=== SHORT TASK ===
Skip every picture and transcribe the remaining material exactly.

▬▬▬

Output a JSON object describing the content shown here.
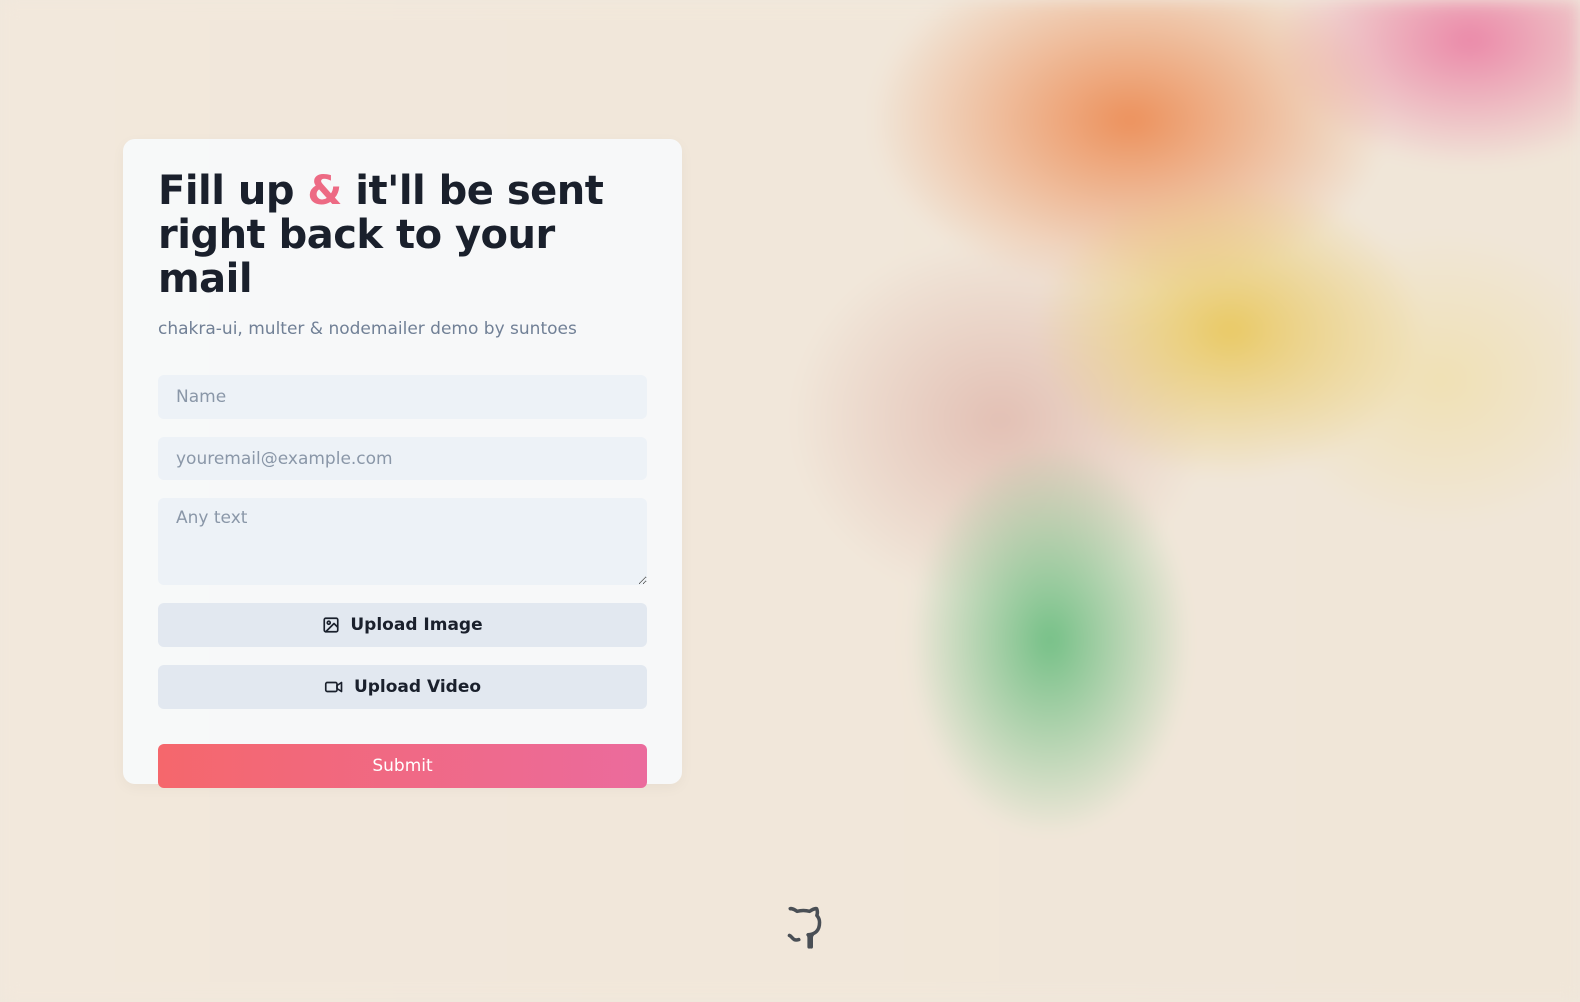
{
  "hero": {
    "title_part1": "Fill up ",
    "title_amp": "&",
    "title_part2": " it'll be sent right back to your mail",
    "subtitle": "chakra-ui, multer & nodemailer demo by suntoes"
  },
  "form": {
    "name_placeholder": "Name",
    "email_placeholder": "youremail@example.com",
    "text_placeholder": "Any text",
    "upload_image_label": "Upload Image",
    "upload_video_label": "Upload Video",
    "submit_label": "Submit"
  },
  "icons": {
    "upload_image": "image-icon",
    "upload_video": "video-camera-icon",
    "footer": "github-icon"
  },
  "colors": {
    "accent": "#ed6a84",
    "submit_gradient_start": "#f5676c",
    "submit_gradient_end": "#eb6b9d",
    "title": "#1a202c",
    "subtitle": "#718096"
  }
}
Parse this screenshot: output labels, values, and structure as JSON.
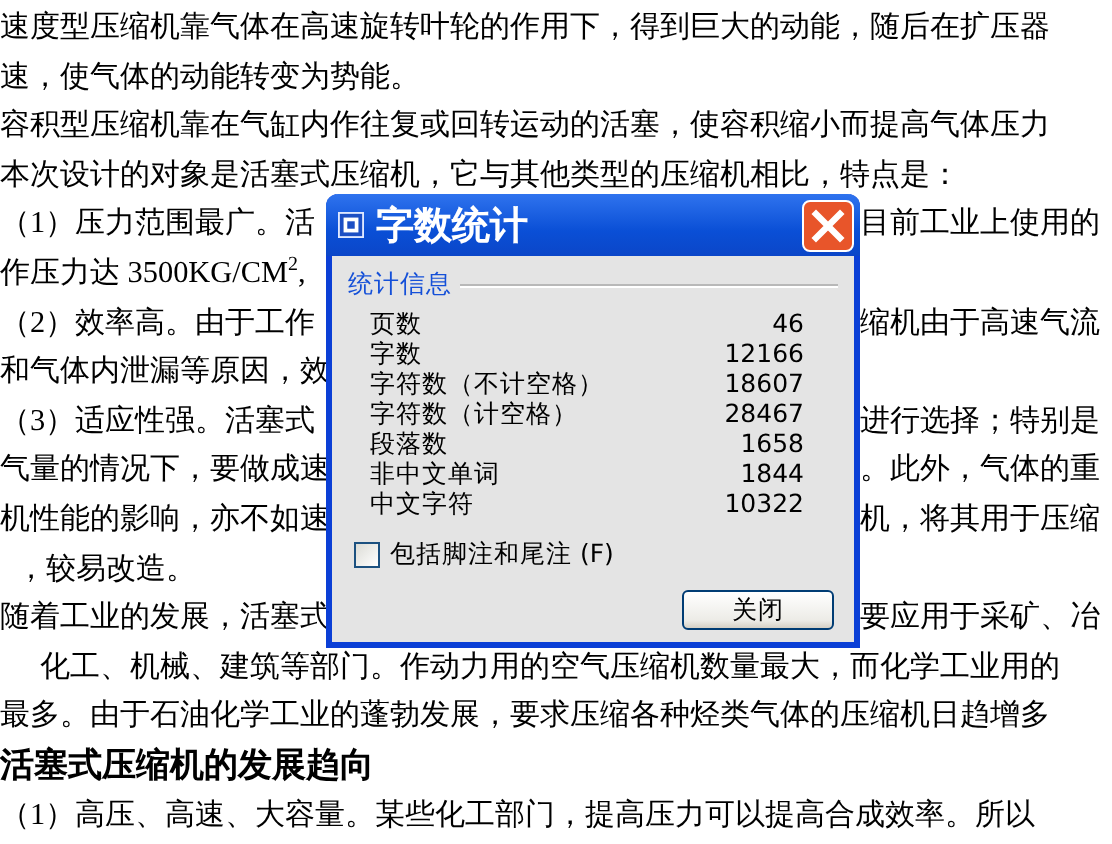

▬▬▬

=== WRITTEN RESPONSE ===
Output a JSON object describing the content shown here.
{
  "hero": {
    "title_part1": "Fill up ",
    "title_amp": "&",
    "title_part2": " it'll be sent right back to your mail",
    "subtitle": "chakra-ui, multer & nodemailer demo by suntoes"
  },
  "form": {
    "name_placeholder": "Name",
    "email_placeholder": "youremail@example.com",
    "text_placeholder": "Any text",
    "upload_image_label": "Upload Image",
    "upload_video_label": "Upload Video",
    "submit_label": "Submit"
  },
  "icons": {
    "upload_image": "image-icon",
    "upload_video": "video-camera-icon",
    "footer": "github-icon"
  },
  "colors": {
    "accent": "#ed6a84",
    "submit_gradient_start": "#f5676c",
    "submit_gradient_end": "#eb6b9d",
    "title": "#1a202c",
    "subtitle": "#718096"
  }
}
Parse this screenshot: output labels, values, and structure as JSON.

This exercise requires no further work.